## Your goal
In the entries that follow, how many lines contain "JSON"? Answer with the number only.

-*-*-

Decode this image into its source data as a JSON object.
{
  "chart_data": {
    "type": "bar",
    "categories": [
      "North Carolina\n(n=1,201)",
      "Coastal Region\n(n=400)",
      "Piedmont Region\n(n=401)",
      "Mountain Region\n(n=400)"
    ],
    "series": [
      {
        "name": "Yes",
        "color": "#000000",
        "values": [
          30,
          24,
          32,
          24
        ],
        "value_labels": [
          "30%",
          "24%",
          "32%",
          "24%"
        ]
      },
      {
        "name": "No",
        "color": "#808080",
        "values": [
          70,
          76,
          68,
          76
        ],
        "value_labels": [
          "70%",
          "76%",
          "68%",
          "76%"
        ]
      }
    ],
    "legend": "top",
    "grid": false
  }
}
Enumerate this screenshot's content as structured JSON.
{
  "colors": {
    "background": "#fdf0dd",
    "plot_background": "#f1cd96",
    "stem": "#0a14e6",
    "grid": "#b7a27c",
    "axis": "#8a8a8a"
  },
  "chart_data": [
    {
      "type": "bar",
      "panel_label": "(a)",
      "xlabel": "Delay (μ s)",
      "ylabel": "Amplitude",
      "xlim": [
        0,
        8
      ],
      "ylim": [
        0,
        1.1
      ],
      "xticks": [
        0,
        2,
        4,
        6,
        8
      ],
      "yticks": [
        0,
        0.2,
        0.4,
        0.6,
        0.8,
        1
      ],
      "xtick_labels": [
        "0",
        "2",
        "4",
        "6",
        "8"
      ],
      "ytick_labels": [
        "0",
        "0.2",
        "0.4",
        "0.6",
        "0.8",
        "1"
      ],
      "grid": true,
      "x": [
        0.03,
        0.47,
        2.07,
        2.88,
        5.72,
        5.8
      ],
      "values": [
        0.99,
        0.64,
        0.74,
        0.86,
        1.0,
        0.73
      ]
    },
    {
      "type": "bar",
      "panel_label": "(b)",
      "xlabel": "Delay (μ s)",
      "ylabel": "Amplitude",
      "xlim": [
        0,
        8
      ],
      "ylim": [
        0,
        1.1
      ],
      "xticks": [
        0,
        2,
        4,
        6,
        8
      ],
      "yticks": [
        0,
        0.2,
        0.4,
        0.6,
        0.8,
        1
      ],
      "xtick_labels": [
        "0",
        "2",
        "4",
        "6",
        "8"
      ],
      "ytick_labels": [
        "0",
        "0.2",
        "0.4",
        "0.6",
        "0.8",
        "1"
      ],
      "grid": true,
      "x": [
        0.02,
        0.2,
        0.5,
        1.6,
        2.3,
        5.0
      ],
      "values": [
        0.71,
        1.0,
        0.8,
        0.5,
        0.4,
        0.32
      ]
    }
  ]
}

-*-*-

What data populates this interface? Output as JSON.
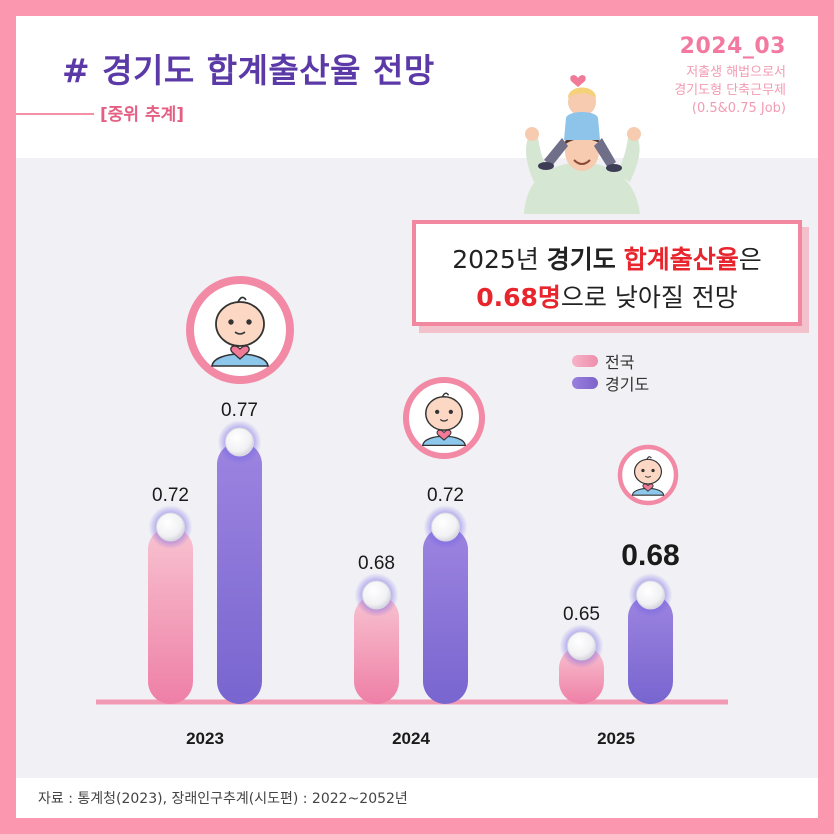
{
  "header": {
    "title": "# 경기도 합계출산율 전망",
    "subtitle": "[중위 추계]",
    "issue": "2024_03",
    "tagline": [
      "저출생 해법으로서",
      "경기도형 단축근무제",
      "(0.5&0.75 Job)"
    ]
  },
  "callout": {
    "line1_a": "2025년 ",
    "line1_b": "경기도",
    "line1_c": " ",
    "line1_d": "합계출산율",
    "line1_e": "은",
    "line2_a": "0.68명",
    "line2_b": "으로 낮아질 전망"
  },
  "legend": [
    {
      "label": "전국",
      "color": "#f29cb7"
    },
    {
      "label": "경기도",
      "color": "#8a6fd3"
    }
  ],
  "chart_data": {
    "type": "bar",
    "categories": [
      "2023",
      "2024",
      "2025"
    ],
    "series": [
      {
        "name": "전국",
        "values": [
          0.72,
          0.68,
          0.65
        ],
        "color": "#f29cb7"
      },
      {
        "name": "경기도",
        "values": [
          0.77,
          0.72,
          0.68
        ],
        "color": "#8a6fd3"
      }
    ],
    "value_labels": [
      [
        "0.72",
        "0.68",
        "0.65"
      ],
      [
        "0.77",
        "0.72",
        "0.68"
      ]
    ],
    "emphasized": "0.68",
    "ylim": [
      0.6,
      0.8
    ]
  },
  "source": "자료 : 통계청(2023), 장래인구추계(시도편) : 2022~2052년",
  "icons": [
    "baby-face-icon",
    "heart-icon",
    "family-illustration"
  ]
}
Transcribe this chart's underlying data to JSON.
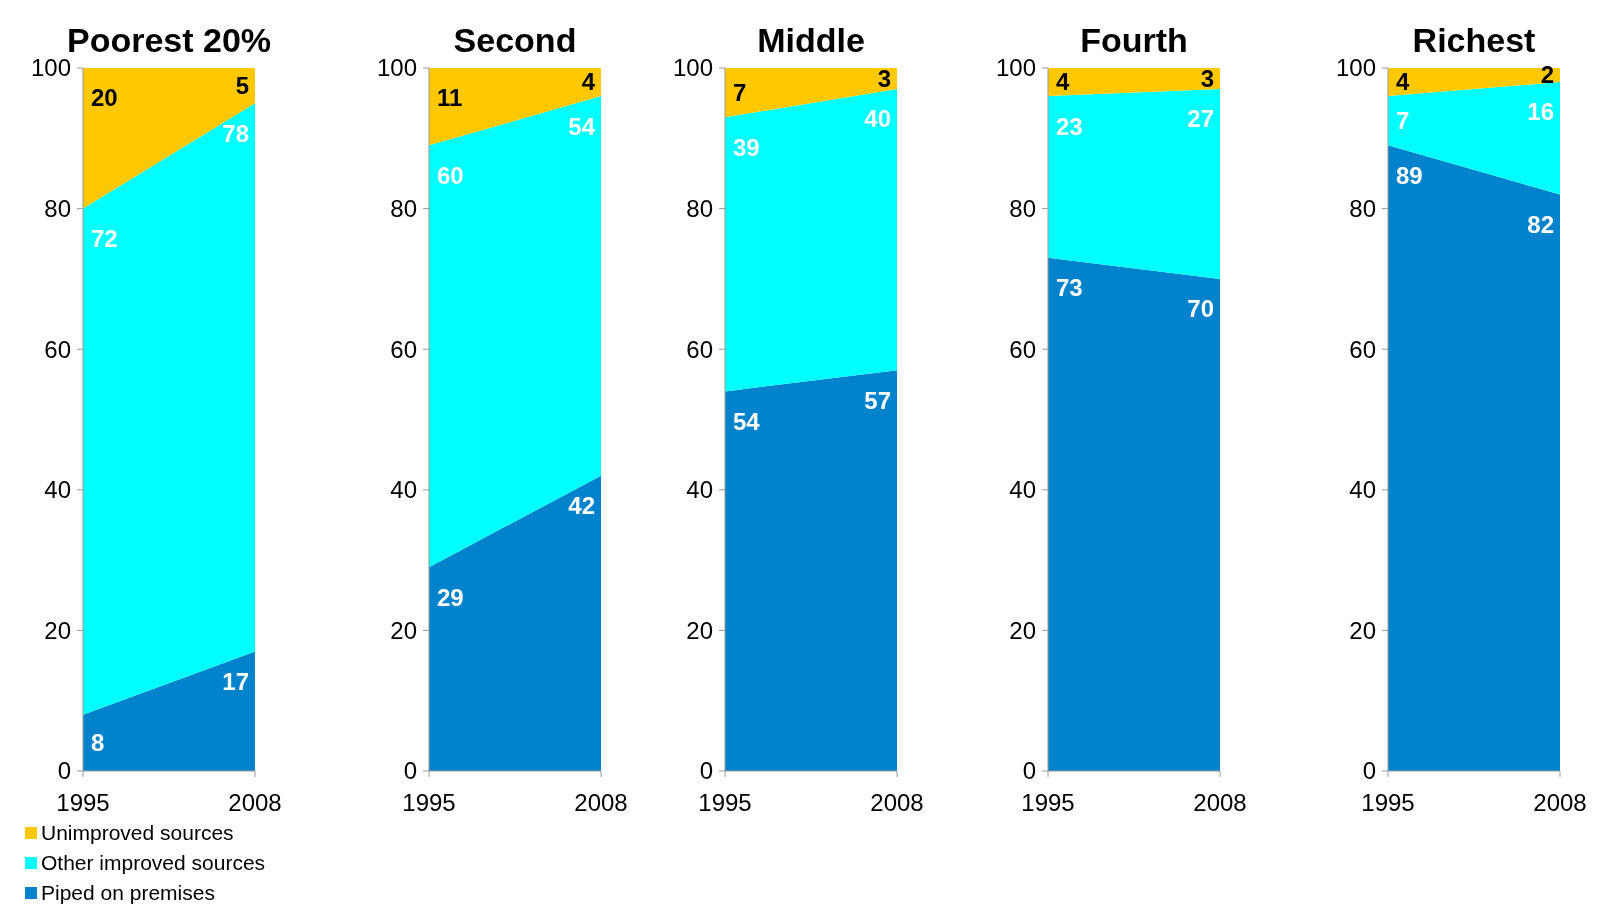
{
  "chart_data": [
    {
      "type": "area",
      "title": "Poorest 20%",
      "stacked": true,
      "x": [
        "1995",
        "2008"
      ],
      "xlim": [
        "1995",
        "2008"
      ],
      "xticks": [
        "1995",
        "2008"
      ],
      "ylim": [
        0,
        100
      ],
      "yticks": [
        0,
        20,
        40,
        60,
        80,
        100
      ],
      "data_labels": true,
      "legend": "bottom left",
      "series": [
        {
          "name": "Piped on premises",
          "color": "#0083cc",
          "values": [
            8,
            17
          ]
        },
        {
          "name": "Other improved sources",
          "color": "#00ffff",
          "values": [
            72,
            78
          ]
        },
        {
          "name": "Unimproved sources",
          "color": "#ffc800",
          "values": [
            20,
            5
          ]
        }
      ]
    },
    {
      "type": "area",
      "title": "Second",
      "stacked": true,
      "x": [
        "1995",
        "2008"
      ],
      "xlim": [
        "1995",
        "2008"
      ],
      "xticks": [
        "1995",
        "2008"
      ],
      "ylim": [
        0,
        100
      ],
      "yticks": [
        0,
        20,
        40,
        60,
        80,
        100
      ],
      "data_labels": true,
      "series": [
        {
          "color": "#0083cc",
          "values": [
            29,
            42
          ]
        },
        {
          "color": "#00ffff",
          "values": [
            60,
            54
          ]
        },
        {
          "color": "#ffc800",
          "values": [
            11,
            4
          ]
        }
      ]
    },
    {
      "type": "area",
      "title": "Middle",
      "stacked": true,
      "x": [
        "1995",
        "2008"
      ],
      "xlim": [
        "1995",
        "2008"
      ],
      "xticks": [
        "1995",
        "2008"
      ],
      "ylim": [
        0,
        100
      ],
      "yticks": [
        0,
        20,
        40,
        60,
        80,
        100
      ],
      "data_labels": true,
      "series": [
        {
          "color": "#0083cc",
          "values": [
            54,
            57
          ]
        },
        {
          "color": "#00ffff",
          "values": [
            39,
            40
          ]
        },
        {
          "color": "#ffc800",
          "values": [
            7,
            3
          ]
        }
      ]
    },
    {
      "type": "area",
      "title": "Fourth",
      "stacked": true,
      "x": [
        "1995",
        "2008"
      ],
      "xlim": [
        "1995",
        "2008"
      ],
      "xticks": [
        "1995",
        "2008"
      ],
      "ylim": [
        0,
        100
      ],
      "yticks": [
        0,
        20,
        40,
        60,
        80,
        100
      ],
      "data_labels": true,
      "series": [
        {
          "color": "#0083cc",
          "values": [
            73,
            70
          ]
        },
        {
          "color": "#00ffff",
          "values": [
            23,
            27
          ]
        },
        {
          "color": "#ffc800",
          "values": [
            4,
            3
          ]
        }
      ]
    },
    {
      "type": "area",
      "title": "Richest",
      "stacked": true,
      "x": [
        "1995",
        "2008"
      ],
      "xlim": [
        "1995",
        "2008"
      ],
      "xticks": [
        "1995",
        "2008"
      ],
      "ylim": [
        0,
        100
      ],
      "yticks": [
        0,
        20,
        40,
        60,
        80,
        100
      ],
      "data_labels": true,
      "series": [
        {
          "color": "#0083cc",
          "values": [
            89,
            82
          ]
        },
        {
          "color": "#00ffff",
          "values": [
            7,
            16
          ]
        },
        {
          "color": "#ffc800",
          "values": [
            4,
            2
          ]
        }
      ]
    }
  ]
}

-*-*-

## Final result
4